Start of Provided data
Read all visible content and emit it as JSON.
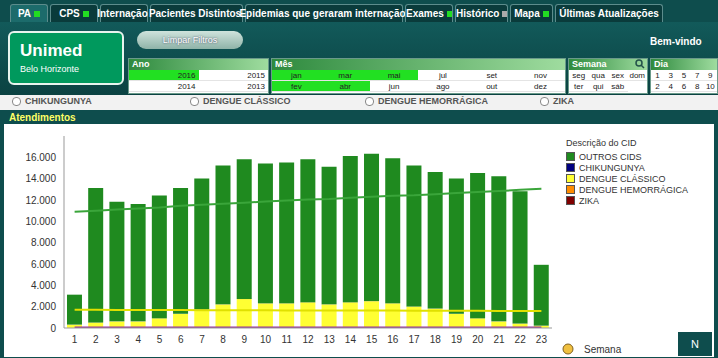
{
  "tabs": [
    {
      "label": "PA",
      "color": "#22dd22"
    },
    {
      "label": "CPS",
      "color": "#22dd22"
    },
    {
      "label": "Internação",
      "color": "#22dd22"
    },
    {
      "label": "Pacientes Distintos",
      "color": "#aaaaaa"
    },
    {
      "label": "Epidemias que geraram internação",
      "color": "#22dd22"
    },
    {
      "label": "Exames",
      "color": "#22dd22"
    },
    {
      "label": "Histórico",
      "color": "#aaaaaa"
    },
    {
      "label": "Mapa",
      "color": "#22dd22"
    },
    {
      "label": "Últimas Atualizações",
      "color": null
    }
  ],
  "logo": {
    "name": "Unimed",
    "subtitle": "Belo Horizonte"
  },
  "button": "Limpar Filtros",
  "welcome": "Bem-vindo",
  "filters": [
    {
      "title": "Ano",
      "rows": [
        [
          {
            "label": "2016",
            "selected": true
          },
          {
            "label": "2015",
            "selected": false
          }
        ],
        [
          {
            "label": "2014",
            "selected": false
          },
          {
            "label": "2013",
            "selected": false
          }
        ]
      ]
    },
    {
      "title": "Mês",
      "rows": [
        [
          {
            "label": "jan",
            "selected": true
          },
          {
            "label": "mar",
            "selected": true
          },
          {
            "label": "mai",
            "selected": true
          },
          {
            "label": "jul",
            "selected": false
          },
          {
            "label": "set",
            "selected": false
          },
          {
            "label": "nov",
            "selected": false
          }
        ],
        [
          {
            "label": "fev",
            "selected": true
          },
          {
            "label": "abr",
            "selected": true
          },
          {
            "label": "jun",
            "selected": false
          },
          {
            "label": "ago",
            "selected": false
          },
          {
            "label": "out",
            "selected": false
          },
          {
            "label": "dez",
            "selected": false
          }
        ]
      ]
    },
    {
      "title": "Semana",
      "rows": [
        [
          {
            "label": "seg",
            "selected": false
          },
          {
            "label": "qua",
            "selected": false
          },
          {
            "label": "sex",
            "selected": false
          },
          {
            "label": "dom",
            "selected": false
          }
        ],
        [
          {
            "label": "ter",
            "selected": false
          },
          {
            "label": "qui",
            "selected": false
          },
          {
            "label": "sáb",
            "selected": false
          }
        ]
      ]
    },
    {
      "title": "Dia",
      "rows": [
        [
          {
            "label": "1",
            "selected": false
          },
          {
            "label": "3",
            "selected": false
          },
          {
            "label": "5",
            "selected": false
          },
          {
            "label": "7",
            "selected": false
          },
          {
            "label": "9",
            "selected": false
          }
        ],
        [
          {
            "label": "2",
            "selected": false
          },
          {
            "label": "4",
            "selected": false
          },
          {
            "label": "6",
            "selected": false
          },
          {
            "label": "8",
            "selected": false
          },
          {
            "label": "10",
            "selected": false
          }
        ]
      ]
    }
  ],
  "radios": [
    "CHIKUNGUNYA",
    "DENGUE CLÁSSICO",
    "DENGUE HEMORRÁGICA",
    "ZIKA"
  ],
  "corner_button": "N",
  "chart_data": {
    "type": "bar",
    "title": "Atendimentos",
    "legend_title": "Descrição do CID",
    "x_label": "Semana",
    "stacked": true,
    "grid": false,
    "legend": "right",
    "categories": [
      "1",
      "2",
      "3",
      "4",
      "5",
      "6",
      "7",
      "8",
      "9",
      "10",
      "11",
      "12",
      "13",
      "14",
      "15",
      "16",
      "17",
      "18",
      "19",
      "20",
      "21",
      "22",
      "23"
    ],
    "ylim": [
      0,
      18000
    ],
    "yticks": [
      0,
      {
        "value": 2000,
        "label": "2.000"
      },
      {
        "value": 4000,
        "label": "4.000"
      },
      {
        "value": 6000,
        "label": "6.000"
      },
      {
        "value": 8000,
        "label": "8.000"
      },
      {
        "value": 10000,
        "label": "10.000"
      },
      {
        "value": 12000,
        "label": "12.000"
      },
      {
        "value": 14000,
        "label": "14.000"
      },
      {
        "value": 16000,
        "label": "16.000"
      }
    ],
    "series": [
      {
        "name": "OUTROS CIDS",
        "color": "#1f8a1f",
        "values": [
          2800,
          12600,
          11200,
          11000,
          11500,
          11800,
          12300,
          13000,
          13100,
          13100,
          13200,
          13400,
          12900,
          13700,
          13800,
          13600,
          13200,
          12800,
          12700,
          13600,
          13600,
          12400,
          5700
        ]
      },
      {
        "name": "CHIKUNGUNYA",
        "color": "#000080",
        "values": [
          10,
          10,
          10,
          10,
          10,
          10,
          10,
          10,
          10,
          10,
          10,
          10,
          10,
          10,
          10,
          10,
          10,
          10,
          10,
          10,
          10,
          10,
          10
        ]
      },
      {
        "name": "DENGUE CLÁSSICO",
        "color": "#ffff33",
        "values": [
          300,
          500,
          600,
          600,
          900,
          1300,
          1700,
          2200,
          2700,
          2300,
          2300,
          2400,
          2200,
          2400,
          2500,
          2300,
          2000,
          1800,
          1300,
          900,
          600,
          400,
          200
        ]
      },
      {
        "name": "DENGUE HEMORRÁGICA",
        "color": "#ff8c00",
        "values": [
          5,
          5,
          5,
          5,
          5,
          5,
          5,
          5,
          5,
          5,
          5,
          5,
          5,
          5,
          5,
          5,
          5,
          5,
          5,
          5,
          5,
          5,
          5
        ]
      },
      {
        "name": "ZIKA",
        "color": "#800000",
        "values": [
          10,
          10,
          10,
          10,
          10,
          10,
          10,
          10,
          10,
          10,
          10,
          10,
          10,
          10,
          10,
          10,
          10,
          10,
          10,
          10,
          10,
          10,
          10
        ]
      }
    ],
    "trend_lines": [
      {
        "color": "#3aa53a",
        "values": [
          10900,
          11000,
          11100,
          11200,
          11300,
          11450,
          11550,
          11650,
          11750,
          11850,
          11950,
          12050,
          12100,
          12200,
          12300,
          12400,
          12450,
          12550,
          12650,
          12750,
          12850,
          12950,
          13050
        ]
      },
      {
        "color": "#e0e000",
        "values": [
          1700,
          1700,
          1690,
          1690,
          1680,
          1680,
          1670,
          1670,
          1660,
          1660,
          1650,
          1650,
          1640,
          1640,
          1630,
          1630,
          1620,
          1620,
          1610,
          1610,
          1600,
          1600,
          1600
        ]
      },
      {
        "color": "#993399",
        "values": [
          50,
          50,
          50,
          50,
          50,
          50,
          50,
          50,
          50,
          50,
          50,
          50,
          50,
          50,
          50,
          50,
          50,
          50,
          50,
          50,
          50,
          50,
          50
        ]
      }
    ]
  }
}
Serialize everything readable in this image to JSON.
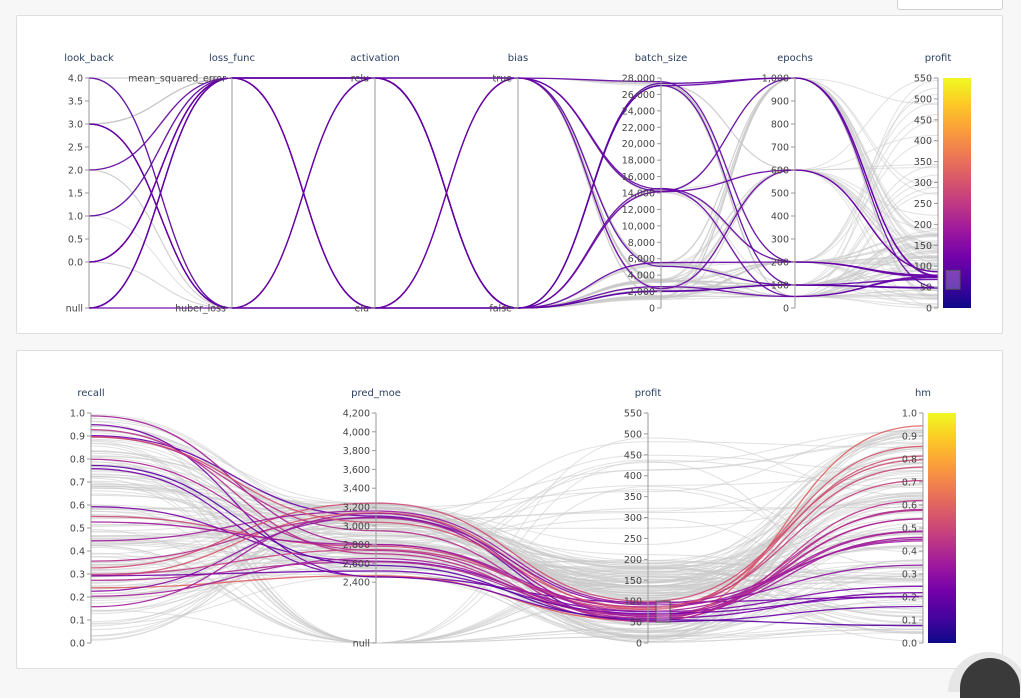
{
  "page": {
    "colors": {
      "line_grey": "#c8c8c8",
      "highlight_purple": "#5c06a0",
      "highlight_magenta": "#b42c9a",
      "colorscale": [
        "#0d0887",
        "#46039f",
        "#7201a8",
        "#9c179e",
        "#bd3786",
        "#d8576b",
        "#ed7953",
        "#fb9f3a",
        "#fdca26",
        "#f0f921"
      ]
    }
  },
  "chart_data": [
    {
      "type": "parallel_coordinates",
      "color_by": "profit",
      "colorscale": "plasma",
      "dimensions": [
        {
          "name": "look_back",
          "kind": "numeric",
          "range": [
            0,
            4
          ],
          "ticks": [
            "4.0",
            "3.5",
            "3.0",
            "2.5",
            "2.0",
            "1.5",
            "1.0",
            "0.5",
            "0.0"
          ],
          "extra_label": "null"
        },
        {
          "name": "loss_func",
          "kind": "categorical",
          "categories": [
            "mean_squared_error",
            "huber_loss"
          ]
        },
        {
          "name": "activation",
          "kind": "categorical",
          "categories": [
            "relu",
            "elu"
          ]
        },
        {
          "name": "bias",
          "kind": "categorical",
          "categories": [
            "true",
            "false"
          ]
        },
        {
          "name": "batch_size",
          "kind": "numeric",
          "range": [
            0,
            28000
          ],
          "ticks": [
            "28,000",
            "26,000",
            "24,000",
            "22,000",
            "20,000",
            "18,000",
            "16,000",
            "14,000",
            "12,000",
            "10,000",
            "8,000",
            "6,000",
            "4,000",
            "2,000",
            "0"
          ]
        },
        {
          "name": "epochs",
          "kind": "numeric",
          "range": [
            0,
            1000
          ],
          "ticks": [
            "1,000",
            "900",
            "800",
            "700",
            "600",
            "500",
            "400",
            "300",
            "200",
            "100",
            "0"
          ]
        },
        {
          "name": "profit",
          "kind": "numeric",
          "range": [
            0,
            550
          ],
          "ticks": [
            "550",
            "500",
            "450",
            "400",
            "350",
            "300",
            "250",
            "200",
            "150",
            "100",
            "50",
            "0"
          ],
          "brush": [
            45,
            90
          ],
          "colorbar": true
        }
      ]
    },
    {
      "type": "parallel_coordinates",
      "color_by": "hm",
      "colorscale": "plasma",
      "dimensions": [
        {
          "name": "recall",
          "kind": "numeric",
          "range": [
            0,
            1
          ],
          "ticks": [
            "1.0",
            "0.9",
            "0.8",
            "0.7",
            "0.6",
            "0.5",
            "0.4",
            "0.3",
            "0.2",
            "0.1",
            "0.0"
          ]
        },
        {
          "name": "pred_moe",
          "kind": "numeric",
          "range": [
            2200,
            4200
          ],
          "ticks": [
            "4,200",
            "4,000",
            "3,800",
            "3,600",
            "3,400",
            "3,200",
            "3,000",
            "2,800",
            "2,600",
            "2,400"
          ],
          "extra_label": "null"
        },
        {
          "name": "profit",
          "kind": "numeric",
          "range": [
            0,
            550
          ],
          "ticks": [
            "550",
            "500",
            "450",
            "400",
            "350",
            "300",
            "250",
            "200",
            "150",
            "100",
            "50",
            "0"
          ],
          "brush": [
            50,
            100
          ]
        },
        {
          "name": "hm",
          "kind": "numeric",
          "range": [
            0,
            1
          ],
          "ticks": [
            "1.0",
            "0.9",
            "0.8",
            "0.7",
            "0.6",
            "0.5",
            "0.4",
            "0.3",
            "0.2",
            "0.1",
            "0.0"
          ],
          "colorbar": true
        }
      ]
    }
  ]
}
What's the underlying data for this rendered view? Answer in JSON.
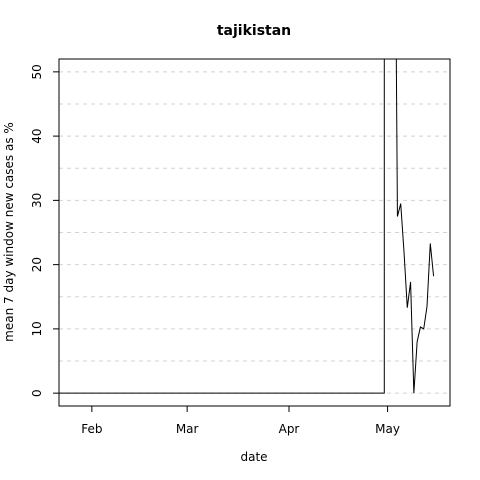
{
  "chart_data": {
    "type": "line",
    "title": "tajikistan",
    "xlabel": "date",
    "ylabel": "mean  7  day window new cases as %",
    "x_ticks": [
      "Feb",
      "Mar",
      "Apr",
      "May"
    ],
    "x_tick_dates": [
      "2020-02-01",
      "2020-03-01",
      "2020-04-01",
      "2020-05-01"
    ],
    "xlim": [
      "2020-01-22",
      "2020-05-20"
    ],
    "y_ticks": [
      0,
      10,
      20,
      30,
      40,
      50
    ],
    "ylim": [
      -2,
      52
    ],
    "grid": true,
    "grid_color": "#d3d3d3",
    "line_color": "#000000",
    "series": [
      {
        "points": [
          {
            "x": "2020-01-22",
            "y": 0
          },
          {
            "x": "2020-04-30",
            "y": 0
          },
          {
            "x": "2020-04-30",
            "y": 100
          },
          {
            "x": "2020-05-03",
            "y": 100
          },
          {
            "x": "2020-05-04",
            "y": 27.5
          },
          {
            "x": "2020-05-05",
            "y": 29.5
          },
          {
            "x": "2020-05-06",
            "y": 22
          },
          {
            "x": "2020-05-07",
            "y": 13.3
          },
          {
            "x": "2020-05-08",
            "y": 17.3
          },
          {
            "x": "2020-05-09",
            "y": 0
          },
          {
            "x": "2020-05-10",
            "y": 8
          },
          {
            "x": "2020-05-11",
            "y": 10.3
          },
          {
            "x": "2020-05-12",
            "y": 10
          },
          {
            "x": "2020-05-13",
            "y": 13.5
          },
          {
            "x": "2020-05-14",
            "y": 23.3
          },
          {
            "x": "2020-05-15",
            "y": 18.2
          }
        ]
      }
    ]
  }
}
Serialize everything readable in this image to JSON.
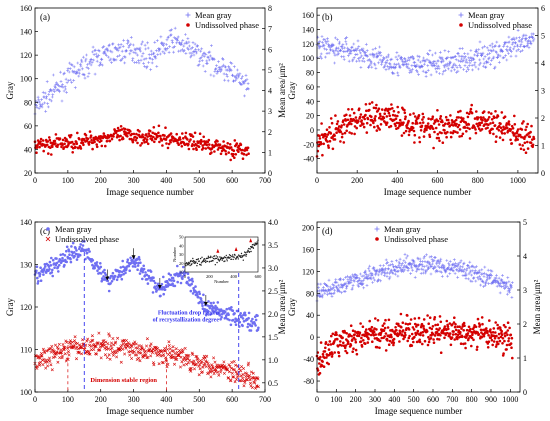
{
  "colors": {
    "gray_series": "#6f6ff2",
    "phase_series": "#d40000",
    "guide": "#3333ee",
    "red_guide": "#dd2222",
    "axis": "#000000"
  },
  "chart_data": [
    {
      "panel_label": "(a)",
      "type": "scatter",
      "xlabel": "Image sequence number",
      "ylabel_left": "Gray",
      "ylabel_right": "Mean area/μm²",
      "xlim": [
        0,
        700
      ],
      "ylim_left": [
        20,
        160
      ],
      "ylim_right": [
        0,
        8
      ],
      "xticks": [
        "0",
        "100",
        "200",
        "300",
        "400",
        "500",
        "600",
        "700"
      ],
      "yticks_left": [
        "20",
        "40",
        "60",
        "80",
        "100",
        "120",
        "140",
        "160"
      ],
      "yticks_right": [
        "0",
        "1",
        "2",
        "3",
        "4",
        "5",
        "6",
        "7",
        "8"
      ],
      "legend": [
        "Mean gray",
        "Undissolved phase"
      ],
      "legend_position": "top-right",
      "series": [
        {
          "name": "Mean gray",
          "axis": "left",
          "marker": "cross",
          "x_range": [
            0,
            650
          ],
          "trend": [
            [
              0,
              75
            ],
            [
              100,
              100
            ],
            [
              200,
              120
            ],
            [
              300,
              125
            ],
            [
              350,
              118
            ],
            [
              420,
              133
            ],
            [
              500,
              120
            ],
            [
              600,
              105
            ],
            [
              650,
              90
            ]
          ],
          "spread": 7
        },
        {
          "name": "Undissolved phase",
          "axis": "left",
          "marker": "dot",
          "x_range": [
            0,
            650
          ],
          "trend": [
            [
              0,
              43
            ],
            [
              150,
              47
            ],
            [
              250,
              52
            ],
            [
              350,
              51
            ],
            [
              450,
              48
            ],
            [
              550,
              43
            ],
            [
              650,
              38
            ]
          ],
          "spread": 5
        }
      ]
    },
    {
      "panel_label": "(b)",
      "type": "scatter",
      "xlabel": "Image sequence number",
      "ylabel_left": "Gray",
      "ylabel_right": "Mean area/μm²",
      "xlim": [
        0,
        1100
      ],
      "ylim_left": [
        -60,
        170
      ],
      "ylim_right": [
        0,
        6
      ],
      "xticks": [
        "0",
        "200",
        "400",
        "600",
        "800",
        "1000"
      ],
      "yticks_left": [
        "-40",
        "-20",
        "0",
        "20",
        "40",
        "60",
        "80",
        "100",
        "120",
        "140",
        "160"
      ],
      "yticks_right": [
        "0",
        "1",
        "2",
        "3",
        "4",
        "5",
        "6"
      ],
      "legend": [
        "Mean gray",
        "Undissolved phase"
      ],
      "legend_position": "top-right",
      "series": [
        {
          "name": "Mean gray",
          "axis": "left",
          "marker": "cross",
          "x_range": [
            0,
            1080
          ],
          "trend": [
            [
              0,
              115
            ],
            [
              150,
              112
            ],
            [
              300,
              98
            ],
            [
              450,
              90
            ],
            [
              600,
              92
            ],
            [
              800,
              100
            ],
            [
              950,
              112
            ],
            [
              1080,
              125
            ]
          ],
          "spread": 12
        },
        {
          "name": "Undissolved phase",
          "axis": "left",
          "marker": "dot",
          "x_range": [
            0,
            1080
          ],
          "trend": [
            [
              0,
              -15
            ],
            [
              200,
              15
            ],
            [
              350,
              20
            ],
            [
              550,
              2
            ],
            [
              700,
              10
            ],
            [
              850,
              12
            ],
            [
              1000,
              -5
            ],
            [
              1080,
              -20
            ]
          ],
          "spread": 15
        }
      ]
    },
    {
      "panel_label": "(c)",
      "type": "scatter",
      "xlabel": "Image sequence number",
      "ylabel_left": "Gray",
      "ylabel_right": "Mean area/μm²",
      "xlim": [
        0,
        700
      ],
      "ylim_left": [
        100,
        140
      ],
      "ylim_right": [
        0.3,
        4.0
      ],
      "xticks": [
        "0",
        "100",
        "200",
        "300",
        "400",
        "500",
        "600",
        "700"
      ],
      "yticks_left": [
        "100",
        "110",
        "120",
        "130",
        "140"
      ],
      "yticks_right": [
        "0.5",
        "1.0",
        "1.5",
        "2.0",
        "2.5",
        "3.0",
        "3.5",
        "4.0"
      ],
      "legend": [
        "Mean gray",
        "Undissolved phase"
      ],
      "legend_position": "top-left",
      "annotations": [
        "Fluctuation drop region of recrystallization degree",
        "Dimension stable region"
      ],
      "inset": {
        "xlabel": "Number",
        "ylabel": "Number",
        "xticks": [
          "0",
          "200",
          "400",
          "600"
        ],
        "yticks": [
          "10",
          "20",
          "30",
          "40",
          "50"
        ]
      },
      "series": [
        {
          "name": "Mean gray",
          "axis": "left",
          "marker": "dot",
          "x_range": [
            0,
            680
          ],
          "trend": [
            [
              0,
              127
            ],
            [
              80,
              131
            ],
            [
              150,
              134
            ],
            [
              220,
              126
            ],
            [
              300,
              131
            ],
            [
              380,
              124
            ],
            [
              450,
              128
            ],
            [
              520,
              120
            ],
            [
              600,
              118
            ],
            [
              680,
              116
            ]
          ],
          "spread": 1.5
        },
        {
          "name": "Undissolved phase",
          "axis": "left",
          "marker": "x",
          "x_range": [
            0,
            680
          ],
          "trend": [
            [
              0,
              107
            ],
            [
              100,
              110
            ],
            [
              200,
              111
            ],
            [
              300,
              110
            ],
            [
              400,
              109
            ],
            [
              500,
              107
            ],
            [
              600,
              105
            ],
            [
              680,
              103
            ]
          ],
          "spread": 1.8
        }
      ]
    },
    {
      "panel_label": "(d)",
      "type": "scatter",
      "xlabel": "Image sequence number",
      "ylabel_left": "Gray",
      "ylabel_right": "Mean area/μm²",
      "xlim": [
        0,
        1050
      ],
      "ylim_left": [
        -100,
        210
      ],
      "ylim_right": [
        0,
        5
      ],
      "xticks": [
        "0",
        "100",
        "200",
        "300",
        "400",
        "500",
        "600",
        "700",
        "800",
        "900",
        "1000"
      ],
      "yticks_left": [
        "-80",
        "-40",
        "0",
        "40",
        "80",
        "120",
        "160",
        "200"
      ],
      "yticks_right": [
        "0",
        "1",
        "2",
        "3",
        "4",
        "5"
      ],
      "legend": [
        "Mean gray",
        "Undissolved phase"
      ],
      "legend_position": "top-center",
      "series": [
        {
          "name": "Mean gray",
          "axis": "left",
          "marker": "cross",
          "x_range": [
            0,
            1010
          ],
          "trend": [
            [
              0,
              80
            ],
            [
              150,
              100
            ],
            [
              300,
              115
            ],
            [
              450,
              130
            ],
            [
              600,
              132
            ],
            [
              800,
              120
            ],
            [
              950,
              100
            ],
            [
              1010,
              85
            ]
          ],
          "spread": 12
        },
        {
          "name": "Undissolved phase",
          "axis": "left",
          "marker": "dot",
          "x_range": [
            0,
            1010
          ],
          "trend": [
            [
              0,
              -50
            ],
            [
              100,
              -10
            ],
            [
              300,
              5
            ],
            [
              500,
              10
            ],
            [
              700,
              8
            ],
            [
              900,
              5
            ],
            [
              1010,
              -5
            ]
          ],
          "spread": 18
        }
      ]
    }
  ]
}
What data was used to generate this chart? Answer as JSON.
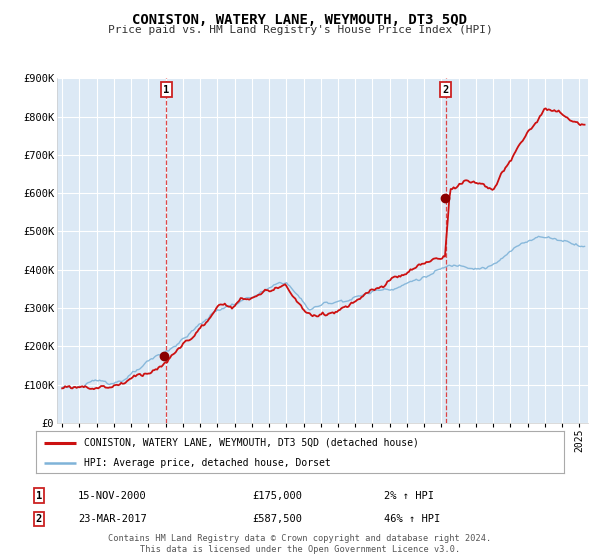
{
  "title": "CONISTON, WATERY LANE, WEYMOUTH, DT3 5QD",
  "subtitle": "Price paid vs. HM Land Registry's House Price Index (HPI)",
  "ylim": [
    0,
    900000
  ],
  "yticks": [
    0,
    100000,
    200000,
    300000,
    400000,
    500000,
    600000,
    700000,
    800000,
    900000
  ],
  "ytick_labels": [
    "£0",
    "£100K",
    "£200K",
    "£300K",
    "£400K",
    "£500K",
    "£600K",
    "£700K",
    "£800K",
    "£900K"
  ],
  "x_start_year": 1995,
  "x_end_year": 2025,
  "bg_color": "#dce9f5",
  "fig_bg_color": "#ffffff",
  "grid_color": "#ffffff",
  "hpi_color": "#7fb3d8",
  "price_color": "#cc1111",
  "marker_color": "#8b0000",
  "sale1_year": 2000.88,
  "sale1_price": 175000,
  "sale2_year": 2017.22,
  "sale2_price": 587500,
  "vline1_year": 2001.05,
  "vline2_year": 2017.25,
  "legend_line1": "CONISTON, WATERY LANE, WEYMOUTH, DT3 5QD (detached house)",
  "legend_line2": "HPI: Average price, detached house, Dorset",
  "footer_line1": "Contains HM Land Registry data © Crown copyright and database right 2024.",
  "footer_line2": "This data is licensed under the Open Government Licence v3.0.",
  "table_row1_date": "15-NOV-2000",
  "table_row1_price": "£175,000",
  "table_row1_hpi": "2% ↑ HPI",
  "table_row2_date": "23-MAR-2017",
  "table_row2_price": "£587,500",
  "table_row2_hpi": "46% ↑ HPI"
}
End of Provided data
What you will do: Where does the word "detached" appear? Return each line that holds it.

Output of the task:
  "legend_line1": "CONISTON, WATERY LANE, WEYMOUTH, DT3 5QD (detached house)",
  "legend_line2": "HPI: Average price, detached house, Dorset",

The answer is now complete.